Gather each line of the entries below that includes "this".

[Stored entries]
####################

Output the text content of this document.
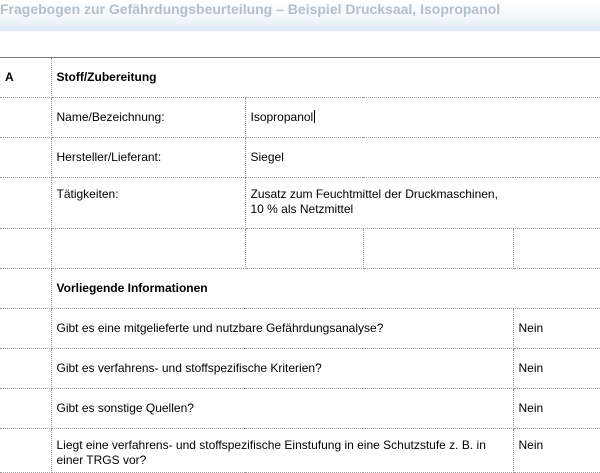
Fragebogen zur Gefährdungsbeurteilung – Beispiel Drucksaal, Isopropanol
A	Stoff/Zubereitung			
	Name/Bezeichnung:	Isopropanol		
	Hersteller/Lieferant:	Siegel		
	Tätigkeiten:	Zusatz zum Feuchtmittel der Druckmaschinen,
10 % als Netzmittel		

	Vorliegende Informationen			
	Gibt es eine mitgelieferte und nutzbare Gefährdungsanalyse?			Nein
	Gibt es verfahrens- und stoffspezifische Kriterien?			Nein
	Gibt es sonstige Quellen?			Nein
	Liegt eine verfahrens- und stoffspezifische Einstufung in eine Schutzstufe z. B. in einer TRGS vor?			Nein
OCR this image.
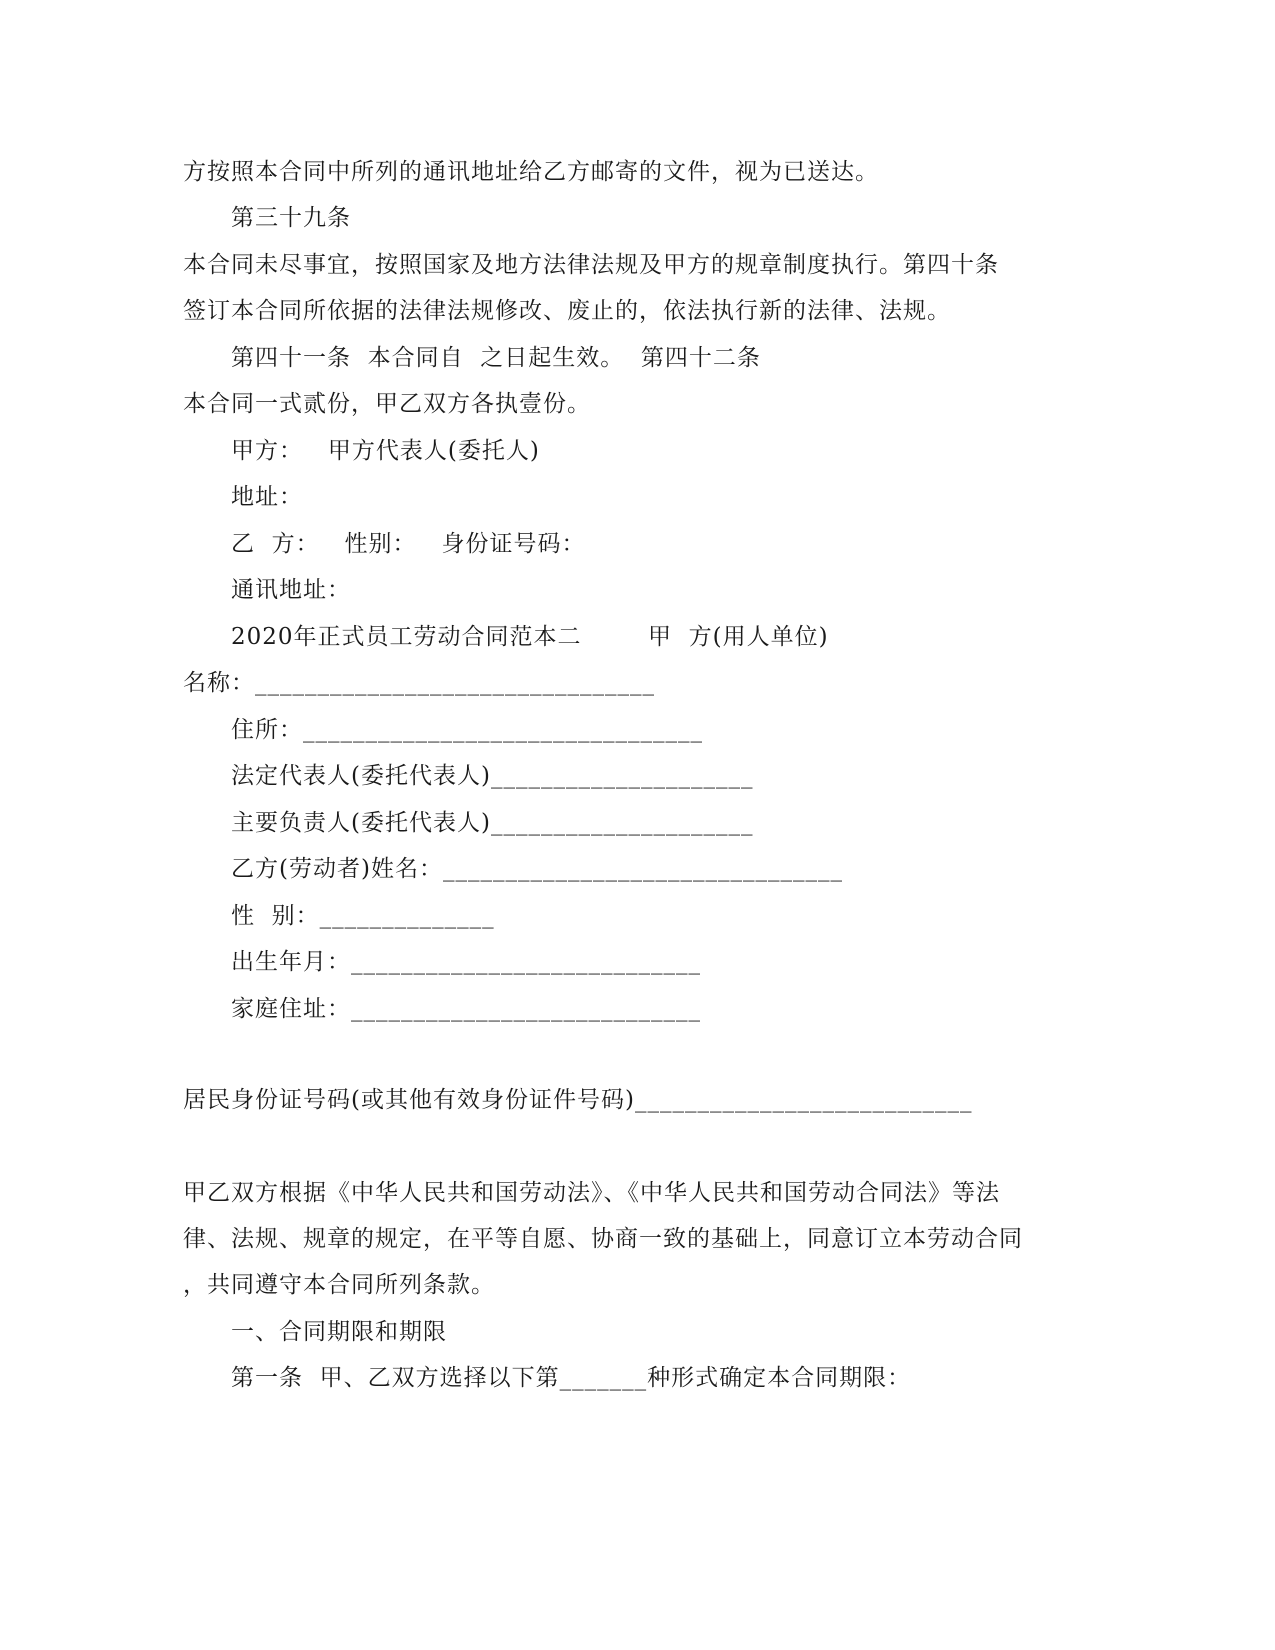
方按照本合同中所列的通讯地址给乙方邮寄的文件，视为已送达。
第三十九条
本合同未尽事宜，按照国家及地方法律法规及甲方的规章制度执行。第四十条
签订本合同所依据的法律法规修改、废止的，依法执行新的法律、法规。
第四十一条  本合同自  之日起生效。  第四十二条
本合同一式贰份，甲乙双方各执壹份。
甲方：   甲方代表人(委托人)
地址：
乙  方：   性别：   身份证号码：
通讯地址：
2020年正式员工劳动合同范本二        甲  方(用人单位)
名称：________________________________
住所：________________________________
法定代表人(委托代表人)_____________________
主要负责人(委托代表人)_____________________
乙方(劳动者)姓名：________________________________
性  别：______________
出生年月：____________________________
家庭住址：____________________________
居民身份证号码(或其他有效身份证件号码)___________________________
甲乙双方根据《中华人民共和国劳动法》、《中华人民共和国劳动合同法》等法
律、法规、规章的规定，在平等自愿、协商一致的基础上，同意订立本劳动合同
，共同遵守本合同所列条款。
一、合同期限和期限
第一条  甲、乙双方选择以下第_______种形式确定本合同期限：
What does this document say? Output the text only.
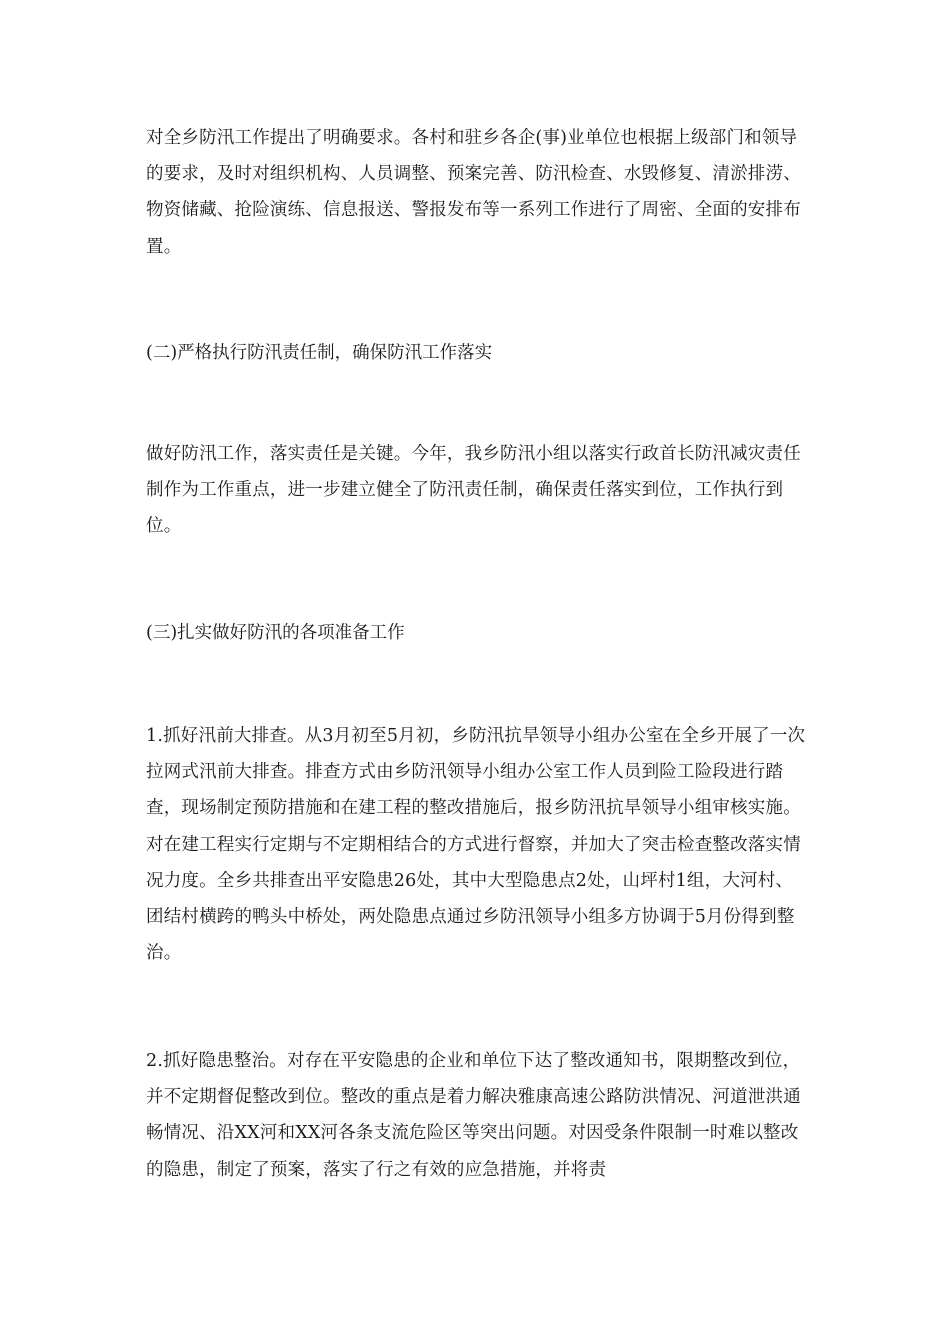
对全乡防汛工作提出了明确要求。各村和驻乡各企(事)业单位也根据上级部门和领导的要求，及时对组织机构、人员调整、预案完善、防汛检查、水毁修复、清淤排涝、物资储藏、抢险演练、信息报送、警报发布等一系列工作进行了周密、全面的安排布置。

(二)严格执行防汛责任制，确保防汛工作落实

做好防汛工作，落实责任是关键。今年，我乡防汛小组以落实行政首长防汛减灾责任制作为工作重点，进一步建立健全了防汛责任制，确保责任落实到位，工作执行到位。

(三)扎实做好防汛的各项准备工作

1.抓好汛前大排查。从3月初至5月初，乡防汛抗旱领导小组办公室在全乡开展了一次拉网式汛前大排查。排查方式由乡防汛领导小组办公室工作人员到险工险段进行踏查，现场制定预防措施和在建工程的整改措施后，报乡防汛抗旱领导小组审核实施。对在建工程实行定期与不定期相结合的方式进行督察，并加大了突击检查整改落实情况力度。全乡共排查出平安隐患26处，其中大型隐患点2处，山坪村1组，大河村、团结村横跨的鸭头中桥处，两处隐患点通过乡防汛领导小组多方协调于5月份得到整治。

2.抓好隐患整治。对存在平安隐患的企业和单位下达了整改通知书，限期整改到位，并不定期督促整改到位。整改的重点是着力解决雅康高速公路防洪情况、河道泄洪通畅情况、沿XX河和XX河各条支流危险区等突出问题。对因受条件限制一时难以整改的隐患，制定了预案，落实了行之有效的应急措施，并将责
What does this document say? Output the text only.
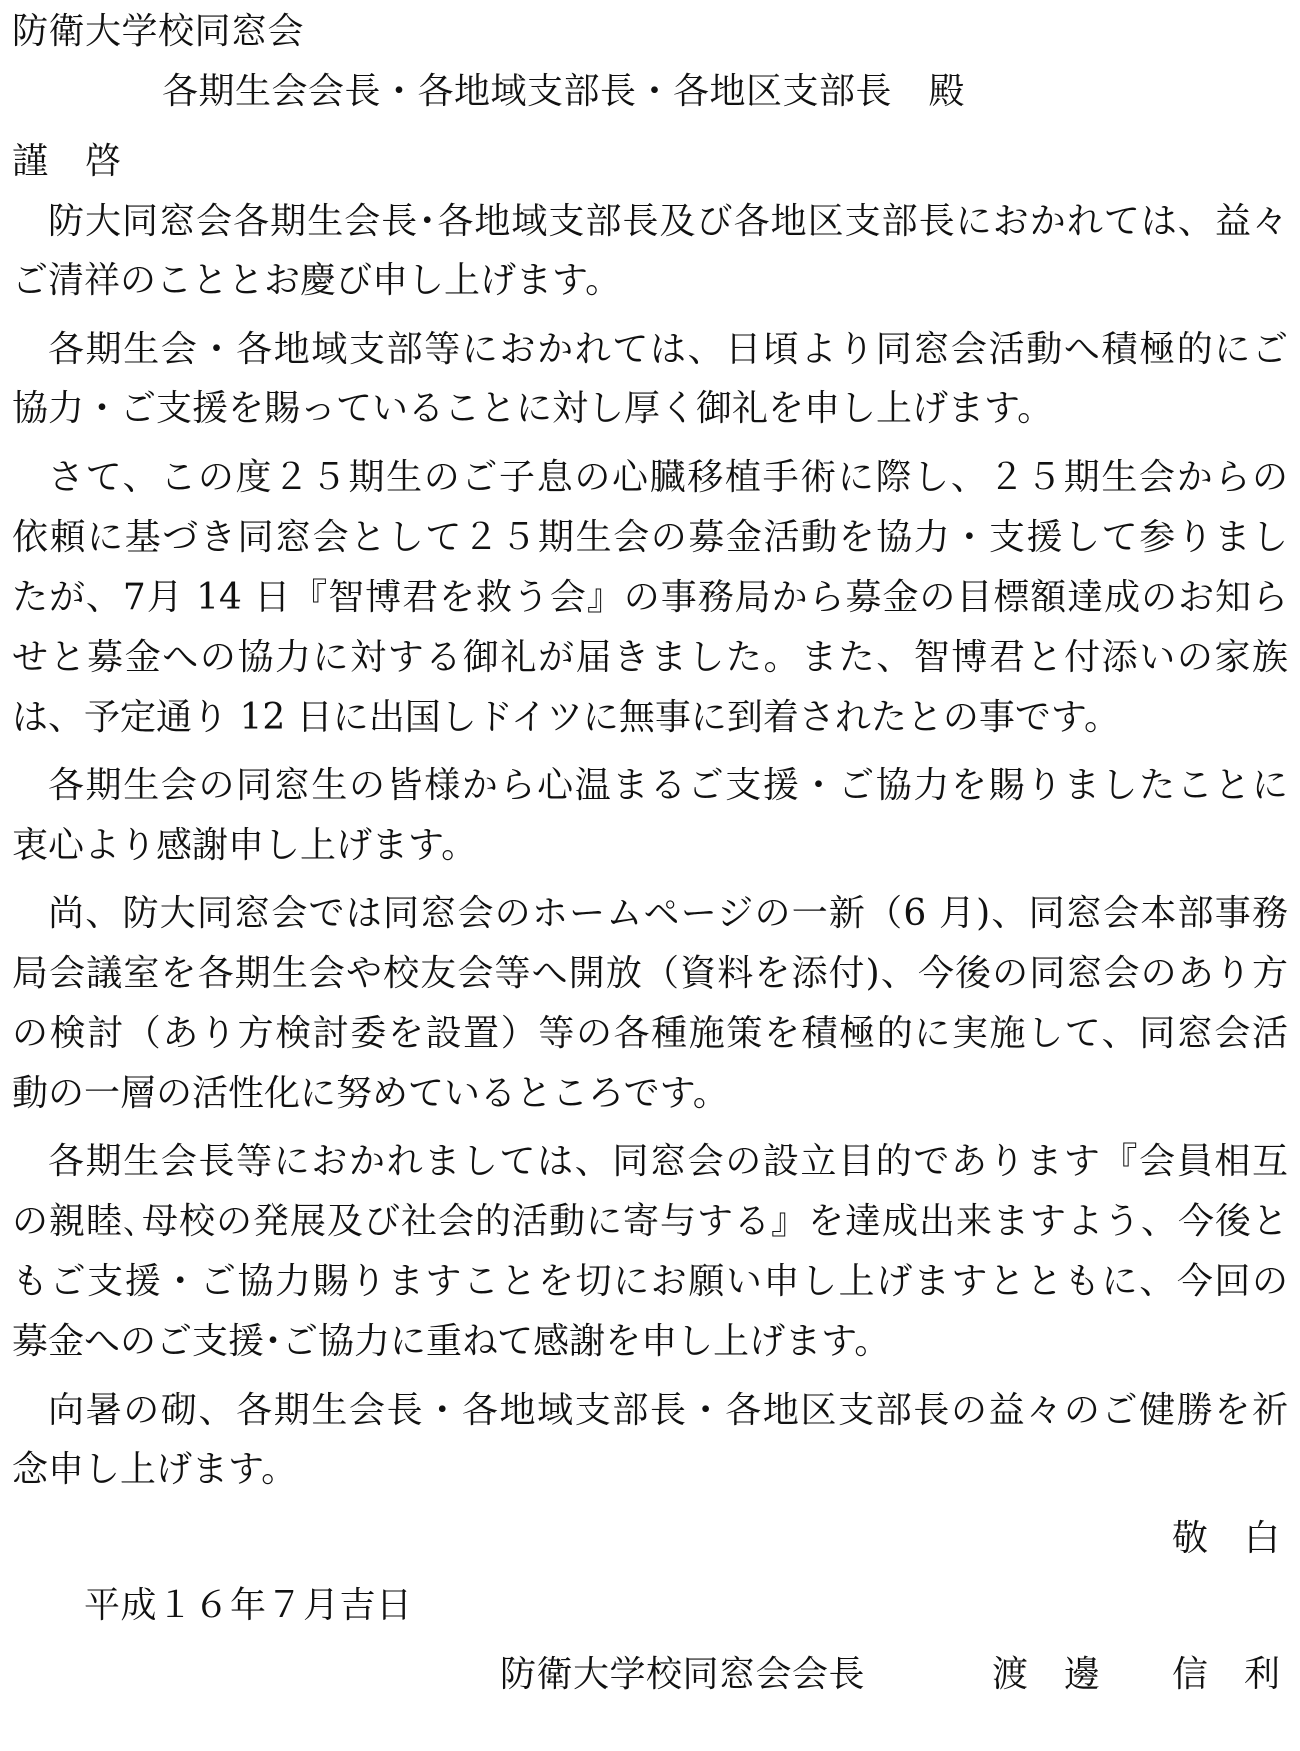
防衛大学校同窓会
各期生会会長・各地域支部長・各地区支部長　殿
謹　啓
防大同窓会各期生会長･各地域支部長及び各地区支部長におかれては、益々
ご清祥のこととお慶び申し上げます。
各期生会・各地域支部等におかれては、日頃より同窓会活動へ積極的にご
協力・ご支援を賜っていることに対し厚く御礼を申し上げます。
さて、この度２５期生のご子息の心臓移植手術に際し、２５期生会からの
依頼に基づき同窓会として２５期生会の募金活動を協力・支援して参りまし
たが、7月 14 日『智博君を救う会』の事務局から募金の目標額達成のお知ら
せと募金への協力に対する御礼が届きました。また、智博君と付添いの家族
は、予定通り 12 日に出国しドイツに無事に到着されたとの事です。
各期生会の同窓生の皆様から心温まるご支援・ご協力を賜りましたことに
衷心より感謝申し上げます。
尚、防大同窓会では同窓会のホームページの一新（6 月)、同窓会本部事務
局会議室を各期生会や校友会等へ開放（資料を添付)、今後の同窓会のあり方
の検討（あり方検討委を設置）等の各種施策を積極的に実施して、同窓会活
動の一層の活性化に努めているところです。
各期生会長等におかれましては、同窓会の設立目的であります『会員相互
の親睦､母校の発展及び社会的活動に寄与する』を達成出来ますよう、今後と
もご支援・ご協力賜りますことを切にお願い申し上げますとともに、今回の
募金へのご支援･ご協力に重ねて感謝を申し上げます。
向暑の砌、各期生会長・各地域支部長・各地区支部長の益々のご健勝を祈
念申し上げます。
敬　白
平成１６年７月吉日
防衛大学校同窓会会長	渡　邊　　信　利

####################

Output below:
Output the text content of this document.
OCR this image.
What does this document say? Output the text only.
What does this document say? Output the text only.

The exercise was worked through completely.